___ Data for this task ___

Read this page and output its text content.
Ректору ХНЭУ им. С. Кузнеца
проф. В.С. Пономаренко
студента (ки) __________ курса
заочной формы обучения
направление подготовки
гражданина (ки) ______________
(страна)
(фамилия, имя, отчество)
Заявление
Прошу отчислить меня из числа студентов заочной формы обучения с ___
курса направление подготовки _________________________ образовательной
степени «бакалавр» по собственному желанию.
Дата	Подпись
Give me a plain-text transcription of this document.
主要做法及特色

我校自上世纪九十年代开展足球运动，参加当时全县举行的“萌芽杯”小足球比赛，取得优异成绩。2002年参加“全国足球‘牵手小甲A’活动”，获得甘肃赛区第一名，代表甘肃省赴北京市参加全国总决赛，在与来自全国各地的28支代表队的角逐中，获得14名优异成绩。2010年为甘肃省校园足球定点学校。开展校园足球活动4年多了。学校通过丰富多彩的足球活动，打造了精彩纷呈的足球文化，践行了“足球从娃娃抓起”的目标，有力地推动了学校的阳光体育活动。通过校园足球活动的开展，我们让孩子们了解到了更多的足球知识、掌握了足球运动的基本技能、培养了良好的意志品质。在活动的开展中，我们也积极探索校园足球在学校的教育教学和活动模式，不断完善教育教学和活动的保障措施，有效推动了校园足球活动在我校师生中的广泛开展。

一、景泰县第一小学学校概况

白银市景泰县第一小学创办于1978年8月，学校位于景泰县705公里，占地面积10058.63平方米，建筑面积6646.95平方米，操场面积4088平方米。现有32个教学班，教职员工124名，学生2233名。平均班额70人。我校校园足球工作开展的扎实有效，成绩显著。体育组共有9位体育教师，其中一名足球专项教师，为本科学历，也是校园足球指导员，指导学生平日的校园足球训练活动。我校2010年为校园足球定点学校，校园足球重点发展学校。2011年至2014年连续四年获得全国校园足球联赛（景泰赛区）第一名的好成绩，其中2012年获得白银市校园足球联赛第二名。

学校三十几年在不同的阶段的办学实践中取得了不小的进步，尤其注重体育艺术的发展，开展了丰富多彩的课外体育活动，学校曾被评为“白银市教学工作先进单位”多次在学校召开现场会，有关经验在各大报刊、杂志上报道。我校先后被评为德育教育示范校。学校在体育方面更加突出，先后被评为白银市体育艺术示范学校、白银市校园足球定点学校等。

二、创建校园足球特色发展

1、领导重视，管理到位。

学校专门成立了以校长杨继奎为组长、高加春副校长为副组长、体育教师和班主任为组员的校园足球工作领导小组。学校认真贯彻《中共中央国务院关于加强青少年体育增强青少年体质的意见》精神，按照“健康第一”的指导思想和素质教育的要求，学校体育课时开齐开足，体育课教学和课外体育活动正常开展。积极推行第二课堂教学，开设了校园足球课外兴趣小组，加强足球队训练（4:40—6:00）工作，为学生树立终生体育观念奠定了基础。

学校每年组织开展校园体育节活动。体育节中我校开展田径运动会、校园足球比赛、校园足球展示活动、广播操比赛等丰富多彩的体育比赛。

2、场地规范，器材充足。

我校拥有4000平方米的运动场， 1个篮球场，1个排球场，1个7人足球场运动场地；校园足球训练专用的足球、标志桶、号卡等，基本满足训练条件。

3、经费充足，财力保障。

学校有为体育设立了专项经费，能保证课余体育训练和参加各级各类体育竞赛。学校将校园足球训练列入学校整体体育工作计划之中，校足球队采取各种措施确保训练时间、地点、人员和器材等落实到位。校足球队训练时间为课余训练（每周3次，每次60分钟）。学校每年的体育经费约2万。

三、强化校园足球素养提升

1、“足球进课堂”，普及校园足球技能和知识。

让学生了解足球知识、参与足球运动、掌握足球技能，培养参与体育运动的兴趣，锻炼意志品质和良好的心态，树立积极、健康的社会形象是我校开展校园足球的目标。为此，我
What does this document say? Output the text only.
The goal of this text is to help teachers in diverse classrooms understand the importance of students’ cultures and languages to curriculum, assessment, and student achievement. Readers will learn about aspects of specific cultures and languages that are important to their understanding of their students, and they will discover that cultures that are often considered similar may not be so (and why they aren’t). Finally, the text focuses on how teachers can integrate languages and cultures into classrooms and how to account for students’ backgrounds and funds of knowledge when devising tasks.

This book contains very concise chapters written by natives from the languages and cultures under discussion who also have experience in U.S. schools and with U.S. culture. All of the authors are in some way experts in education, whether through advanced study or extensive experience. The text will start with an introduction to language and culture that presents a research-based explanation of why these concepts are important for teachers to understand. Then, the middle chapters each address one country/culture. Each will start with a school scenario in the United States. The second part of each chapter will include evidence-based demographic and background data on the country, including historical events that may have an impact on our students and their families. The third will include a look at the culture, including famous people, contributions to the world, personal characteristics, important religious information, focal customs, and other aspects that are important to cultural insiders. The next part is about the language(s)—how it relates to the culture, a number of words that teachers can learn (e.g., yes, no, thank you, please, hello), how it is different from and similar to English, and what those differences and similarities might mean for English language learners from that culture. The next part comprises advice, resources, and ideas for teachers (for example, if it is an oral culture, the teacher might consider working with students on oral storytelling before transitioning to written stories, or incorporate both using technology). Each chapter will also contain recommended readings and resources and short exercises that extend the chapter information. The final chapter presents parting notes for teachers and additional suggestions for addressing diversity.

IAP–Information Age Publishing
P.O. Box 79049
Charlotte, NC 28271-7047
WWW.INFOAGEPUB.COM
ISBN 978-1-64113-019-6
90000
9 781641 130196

___

Directions for this task —
Copy out every line of the data that includes the word "document".

Answer to the exercise —
Give me a plain-text transcription of this document.
What does this document say? Output the text only.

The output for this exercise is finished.